Stored data entries:

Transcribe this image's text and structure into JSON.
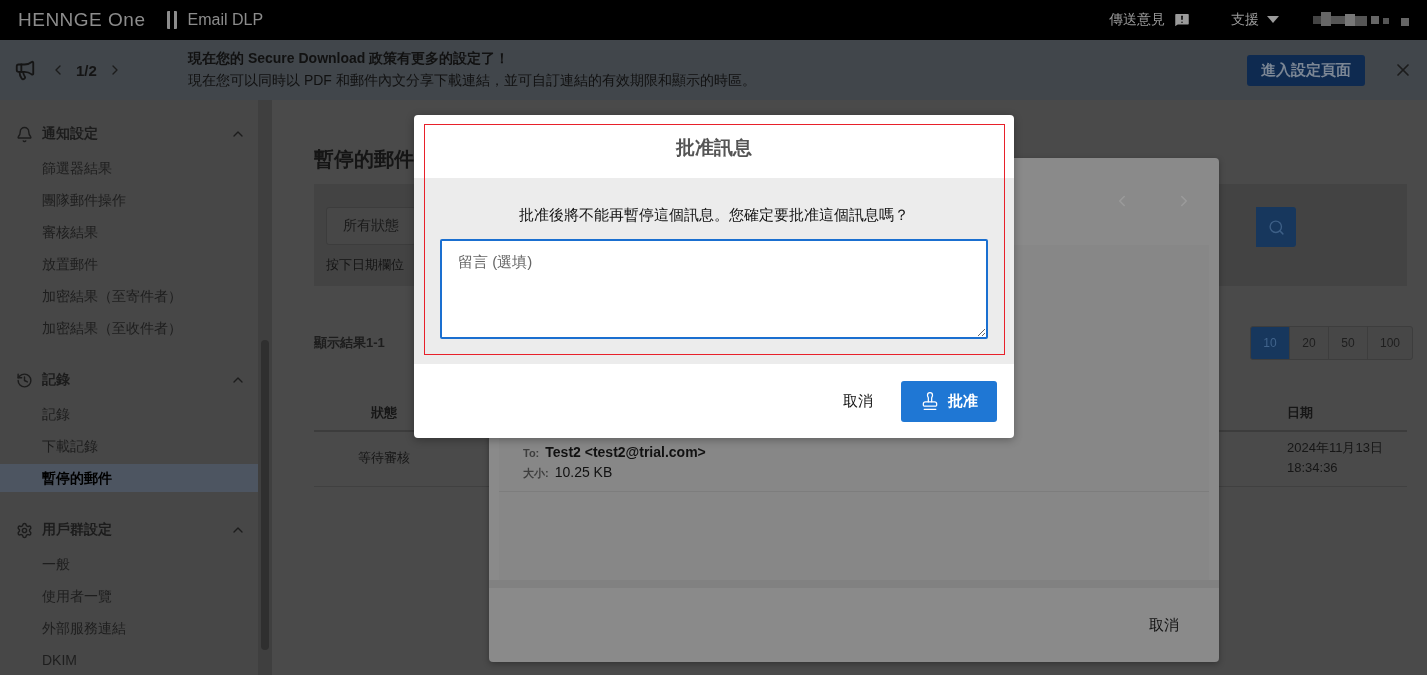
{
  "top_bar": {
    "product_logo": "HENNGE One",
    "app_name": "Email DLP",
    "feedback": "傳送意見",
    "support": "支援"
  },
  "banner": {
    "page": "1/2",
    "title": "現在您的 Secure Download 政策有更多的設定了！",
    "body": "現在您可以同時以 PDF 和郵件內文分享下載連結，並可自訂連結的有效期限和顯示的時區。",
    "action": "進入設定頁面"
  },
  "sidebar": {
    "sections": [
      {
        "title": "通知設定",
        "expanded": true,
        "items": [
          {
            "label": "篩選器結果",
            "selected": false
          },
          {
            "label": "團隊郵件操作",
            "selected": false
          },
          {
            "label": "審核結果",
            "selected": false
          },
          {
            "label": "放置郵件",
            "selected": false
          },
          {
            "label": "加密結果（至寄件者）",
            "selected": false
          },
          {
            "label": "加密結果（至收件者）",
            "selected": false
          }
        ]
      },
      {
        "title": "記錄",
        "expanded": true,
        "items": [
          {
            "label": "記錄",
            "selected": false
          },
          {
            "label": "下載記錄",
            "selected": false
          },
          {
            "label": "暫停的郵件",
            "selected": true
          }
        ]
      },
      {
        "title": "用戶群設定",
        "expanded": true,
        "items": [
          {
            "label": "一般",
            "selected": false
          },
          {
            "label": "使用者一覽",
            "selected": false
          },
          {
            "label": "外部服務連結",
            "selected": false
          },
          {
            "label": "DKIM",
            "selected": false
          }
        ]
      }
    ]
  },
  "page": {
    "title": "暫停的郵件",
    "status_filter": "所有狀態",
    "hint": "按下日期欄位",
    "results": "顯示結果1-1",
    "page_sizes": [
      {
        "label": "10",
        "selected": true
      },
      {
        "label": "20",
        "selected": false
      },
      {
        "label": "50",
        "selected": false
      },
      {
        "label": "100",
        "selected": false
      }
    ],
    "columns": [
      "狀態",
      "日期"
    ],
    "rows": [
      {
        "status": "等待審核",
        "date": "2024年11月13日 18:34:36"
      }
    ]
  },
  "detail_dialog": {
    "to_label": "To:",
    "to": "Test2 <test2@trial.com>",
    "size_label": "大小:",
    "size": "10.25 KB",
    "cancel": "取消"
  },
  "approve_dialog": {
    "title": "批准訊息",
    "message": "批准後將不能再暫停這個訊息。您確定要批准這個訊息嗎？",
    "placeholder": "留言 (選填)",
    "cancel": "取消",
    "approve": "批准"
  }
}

* * *

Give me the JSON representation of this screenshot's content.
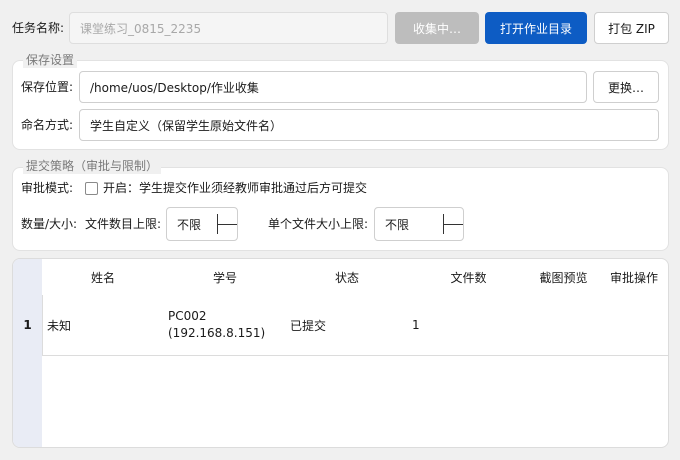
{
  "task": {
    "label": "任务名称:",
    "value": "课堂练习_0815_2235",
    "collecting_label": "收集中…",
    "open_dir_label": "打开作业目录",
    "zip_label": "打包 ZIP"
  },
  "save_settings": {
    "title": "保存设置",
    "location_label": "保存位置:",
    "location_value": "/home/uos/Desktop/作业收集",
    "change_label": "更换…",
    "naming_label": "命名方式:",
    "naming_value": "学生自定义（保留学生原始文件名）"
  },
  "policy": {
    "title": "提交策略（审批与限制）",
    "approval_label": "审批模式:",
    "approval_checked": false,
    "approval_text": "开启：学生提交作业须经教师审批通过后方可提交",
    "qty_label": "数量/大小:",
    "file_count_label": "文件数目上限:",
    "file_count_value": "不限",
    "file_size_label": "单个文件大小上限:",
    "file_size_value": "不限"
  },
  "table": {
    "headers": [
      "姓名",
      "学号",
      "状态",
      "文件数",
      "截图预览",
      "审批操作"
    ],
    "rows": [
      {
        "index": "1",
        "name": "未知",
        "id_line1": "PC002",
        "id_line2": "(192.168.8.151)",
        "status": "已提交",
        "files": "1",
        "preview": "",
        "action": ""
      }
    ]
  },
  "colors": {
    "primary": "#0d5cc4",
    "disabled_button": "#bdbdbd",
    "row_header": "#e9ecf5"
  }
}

* * *

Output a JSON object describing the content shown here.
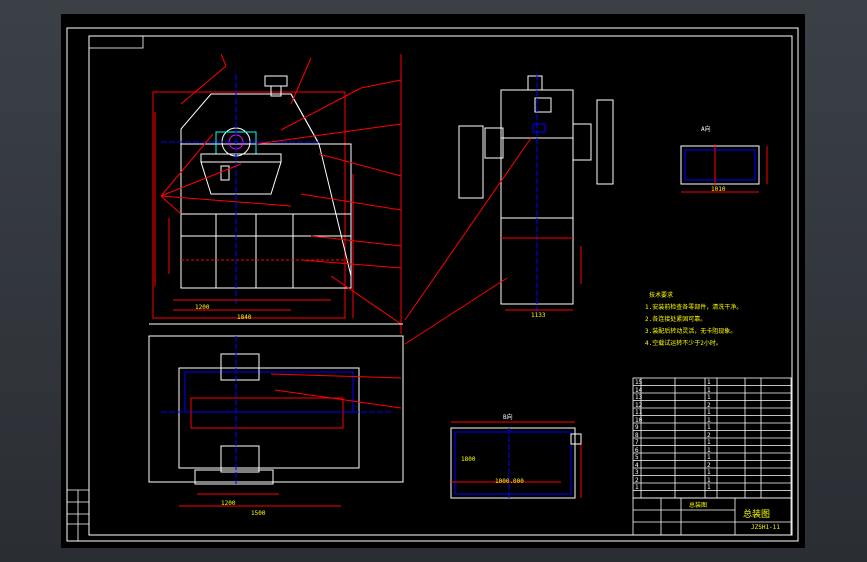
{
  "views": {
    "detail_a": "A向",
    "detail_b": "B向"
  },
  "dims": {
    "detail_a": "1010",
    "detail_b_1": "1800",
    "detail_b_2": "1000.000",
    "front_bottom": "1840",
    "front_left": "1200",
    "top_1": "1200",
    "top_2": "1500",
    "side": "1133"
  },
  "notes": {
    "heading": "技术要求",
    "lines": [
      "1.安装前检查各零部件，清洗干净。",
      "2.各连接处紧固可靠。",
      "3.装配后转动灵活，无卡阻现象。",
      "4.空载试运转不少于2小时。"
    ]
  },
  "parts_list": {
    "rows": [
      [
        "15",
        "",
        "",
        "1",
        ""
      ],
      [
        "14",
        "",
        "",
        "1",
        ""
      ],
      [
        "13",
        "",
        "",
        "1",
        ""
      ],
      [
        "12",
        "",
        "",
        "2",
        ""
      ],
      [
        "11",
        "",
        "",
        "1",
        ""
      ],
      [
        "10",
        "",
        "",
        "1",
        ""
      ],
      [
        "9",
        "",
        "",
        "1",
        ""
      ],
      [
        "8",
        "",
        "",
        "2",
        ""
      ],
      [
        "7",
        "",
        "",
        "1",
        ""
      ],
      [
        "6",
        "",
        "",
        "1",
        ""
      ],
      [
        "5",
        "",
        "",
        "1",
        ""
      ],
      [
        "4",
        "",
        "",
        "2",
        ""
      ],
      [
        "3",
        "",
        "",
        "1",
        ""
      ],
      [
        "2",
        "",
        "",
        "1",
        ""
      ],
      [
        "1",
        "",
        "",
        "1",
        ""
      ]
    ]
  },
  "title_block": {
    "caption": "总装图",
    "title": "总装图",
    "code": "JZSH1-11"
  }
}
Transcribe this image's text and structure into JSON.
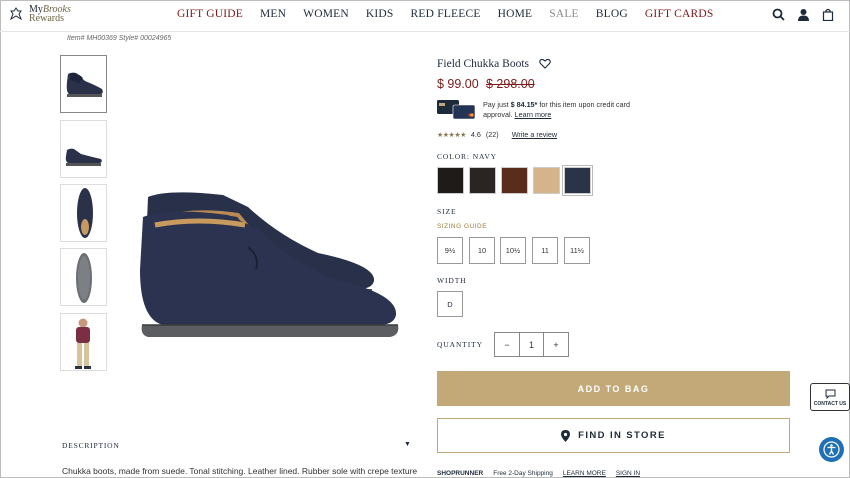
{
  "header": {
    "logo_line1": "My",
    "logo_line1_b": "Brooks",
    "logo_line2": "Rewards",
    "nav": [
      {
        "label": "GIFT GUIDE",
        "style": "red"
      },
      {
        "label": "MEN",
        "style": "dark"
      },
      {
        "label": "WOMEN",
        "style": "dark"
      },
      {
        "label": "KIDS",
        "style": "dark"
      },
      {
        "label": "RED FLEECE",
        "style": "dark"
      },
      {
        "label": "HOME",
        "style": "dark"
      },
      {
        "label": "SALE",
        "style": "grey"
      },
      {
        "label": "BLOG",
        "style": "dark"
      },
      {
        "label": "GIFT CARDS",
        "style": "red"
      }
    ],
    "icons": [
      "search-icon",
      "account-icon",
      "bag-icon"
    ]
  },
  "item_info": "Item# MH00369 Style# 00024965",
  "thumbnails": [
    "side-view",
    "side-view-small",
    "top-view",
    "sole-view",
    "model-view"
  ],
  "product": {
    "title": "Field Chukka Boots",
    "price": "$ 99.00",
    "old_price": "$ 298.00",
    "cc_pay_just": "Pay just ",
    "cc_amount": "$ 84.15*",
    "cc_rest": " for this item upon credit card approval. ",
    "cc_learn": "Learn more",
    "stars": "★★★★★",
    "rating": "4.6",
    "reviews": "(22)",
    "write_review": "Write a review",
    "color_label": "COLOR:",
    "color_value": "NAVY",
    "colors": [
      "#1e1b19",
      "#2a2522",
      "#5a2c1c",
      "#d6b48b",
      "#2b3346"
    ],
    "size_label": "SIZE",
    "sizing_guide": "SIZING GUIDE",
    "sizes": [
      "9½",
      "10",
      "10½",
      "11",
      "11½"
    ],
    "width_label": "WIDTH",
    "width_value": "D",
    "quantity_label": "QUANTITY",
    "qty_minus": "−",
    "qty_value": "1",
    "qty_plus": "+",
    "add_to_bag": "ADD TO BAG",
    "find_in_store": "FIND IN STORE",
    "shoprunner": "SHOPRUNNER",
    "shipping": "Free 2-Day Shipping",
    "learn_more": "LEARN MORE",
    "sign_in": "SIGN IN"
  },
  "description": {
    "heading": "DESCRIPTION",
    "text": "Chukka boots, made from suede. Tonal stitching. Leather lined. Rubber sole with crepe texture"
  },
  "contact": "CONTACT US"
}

> **Stated task**
In the entries above, find each line with the string "content" and copy it.

> **Right answer**
Give me the JSON representation of this screenshot's content.
Output a JSON object describing the content shown here.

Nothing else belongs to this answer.